------ Records for the exercise ------
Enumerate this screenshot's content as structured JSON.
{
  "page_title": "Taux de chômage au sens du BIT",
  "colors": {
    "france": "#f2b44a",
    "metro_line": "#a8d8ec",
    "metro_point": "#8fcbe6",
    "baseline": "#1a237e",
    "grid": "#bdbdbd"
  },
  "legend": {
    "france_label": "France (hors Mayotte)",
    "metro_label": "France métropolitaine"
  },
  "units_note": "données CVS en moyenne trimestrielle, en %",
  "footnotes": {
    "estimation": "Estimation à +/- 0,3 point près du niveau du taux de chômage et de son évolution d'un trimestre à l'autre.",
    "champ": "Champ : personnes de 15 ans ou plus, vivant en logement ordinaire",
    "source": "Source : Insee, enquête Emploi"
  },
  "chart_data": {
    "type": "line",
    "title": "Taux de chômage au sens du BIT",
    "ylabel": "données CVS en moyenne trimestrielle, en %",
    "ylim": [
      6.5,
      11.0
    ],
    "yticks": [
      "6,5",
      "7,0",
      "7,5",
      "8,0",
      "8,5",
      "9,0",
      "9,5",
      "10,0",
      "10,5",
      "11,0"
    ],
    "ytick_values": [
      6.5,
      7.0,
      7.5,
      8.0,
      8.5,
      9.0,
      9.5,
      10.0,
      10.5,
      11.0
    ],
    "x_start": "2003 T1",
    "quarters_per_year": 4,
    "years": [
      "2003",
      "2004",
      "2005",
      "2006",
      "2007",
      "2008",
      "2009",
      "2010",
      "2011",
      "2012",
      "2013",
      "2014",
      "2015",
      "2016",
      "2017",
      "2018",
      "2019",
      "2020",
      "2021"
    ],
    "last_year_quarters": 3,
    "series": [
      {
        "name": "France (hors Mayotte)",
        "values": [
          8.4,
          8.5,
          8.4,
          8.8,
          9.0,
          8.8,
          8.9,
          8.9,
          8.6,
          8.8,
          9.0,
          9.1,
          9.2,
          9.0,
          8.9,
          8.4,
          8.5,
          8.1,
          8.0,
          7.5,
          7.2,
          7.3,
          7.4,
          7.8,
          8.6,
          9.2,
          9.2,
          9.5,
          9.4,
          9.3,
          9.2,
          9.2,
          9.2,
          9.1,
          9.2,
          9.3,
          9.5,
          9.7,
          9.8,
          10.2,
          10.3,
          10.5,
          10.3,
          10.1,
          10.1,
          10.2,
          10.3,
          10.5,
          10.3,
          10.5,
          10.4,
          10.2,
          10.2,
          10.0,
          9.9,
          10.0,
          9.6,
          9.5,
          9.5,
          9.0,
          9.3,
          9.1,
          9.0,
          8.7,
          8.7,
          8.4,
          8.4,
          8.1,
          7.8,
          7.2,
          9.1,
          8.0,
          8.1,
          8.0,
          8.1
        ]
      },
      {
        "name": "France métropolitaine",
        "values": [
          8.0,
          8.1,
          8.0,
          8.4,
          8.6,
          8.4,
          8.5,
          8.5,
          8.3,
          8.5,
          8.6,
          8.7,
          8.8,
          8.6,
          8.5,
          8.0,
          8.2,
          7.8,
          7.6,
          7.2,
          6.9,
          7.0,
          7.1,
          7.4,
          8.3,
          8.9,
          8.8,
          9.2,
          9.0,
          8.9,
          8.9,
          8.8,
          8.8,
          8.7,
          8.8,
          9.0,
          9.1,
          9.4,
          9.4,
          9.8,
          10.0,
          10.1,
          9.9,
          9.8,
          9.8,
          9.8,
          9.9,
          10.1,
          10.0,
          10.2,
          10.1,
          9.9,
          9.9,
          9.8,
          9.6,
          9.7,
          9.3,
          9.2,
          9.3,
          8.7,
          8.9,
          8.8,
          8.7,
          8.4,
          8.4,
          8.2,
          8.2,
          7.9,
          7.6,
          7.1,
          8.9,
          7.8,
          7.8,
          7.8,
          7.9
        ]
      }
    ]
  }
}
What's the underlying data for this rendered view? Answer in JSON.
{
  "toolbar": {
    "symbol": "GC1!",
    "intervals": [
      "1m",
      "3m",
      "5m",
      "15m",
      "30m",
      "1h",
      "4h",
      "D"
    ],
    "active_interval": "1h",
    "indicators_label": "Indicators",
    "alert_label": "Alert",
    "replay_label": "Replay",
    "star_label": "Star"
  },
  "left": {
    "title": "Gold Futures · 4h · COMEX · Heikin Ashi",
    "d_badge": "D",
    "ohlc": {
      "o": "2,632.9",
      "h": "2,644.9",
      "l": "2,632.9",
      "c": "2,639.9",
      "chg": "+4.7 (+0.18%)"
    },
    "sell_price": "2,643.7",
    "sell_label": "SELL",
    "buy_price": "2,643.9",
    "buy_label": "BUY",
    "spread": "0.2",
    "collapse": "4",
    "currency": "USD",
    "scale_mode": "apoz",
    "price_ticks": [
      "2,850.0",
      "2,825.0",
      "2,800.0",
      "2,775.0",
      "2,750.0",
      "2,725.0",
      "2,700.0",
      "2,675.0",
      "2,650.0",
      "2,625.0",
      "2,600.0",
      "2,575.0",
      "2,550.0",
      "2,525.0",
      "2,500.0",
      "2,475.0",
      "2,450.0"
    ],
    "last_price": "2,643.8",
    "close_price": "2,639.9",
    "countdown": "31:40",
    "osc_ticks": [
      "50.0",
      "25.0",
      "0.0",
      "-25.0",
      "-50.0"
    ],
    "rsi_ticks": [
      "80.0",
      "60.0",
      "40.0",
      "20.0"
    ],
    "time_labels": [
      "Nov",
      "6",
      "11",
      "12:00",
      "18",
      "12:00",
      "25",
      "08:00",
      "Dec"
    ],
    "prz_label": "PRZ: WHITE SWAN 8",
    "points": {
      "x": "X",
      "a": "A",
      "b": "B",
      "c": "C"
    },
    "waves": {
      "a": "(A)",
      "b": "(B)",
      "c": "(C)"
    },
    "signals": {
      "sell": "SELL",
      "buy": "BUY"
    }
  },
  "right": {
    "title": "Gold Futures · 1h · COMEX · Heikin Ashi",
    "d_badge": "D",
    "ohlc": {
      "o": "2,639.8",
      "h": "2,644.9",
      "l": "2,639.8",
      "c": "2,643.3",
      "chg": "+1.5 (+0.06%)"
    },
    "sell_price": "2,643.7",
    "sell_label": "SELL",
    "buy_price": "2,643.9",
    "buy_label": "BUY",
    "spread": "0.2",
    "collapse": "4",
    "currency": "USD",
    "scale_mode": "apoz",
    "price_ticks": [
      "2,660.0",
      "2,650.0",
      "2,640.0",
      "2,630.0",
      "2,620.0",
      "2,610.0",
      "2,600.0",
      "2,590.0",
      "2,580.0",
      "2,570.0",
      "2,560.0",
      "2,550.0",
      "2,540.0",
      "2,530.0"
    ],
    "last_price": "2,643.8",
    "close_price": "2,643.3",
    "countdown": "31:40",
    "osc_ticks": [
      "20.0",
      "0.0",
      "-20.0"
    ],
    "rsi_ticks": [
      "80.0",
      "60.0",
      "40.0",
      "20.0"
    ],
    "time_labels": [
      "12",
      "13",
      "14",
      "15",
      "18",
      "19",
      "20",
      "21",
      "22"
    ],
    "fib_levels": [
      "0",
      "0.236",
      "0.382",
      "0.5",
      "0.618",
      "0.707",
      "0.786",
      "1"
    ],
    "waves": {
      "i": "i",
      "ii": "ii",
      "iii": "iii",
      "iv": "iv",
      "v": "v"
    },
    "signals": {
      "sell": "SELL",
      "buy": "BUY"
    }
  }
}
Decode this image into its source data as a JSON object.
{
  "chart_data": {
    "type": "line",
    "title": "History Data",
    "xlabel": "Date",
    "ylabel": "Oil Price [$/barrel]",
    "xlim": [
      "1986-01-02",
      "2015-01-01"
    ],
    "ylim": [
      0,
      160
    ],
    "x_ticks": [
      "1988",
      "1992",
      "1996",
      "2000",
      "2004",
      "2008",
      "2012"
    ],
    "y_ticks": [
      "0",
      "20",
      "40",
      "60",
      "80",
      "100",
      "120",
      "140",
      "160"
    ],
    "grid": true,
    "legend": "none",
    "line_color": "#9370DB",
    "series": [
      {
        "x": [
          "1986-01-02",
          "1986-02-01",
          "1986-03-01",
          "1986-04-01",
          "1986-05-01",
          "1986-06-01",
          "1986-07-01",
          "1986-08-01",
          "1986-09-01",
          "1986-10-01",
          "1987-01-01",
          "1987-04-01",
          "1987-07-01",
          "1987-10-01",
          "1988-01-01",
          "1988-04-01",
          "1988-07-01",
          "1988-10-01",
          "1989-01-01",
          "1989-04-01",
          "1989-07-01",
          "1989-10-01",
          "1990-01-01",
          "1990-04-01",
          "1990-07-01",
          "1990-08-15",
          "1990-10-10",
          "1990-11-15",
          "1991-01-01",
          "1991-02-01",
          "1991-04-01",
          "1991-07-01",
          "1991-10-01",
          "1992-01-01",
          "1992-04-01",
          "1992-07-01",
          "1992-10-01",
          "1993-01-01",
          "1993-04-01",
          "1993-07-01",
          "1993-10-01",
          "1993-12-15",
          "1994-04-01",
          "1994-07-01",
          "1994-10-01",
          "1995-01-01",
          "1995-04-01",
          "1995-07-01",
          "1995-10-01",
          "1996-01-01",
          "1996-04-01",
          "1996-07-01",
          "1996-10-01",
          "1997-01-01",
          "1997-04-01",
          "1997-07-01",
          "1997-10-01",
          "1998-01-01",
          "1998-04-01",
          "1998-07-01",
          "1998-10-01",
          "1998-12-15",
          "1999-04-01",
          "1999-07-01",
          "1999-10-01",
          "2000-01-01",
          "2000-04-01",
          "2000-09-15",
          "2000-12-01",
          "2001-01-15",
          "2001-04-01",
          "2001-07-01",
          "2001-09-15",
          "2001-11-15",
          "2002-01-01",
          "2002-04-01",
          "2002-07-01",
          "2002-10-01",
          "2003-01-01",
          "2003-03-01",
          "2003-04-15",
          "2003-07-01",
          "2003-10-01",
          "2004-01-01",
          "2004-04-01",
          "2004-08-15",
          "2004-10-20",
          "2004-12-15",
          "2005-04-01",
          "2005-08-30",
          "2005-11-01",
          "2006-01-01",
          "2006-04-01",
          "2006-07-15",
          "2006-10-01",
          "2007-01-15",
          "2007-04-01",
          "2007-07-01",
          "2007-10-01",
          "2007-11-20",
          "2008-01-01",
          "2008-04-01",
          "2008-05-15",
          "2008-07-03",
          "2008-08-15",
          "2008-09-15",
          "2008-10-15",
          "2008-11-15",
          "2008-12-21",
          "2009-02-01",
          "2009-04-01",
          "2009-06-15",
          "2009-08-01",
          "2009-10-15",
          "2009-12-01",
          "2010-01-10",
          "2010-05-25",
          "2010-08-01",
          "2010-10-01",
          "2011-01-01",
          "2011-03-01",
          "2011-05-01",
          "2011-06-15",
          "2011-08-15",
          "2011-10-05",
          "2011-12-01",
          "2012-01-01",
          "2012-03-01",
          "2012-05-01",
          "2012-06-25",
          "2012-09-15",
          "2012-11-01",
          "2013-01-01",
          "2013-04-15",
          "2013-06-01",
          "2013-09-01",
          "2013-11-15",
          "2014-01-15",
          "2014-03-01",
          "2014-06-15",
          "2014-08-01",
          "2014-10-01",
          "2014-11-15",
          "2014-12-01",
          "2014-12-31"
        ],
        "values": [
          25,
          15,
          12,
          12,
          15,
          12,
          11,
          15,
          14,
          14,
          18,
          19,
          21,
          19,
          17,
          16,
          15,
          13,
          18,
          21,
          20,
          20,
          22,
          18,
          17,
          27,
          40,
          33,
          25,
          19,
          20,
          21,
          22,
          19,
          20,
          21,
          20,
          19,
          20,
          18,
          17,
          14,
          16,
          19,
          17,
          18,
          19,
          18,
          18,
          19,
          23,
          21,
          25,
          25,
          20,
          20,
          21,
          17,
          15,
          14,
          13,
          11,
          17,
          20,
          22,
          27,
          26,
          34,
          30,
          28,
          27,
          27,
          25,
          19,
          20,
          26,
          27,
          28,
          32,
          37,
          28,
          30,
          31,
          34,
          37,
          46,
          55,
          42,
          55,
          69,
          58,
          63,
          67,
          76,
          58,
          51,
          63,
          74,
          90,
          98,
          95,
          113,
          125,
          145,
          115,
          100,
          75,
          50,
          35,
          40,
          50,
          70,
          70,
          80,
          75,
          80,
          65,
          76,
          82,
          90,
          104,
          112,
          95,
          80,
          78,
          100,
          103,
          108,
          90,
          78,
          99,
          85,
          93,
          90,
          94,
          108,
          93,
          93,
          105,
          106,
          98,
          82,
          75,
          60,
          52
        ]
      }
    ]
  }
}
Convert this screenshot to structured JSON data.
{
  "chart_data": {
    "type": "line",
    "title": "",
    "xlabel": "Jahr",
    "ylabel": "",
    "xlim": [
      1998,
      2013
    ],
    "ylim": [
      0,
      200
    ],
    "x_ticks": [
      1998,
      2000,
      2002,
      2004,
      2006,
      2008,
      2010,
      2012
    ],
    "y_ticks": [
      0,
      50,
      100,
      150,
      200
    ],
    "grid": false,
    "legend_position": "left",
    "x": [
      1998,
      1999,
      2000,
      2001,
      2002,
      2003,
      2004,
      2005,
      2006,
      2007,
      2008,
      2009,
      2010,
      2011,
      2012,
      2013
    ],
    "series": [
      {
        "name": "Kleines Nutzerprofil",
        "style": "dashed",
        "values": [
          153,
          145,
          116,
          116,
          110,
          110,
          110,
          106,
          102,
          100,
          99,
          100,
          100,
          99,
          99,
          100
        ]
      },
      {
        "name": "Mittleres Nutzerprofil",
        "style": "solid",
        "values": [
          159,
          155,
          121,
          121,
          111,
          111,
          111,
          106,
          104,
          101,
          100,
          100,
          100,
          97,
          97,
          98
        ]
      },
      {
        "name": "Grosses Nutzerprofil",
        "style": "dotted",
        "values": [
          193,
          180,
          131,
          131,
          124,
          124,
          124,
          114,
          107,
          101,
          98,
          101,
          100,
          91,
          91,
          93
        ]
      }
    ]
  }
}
------
Requirements →
Select from the material above each line in which the string "Mayotte" appears, and list those lines.

Answer for the task →
    "france_label": "France (hors Mayotte)",
        "name": "France (hors Mayotte)",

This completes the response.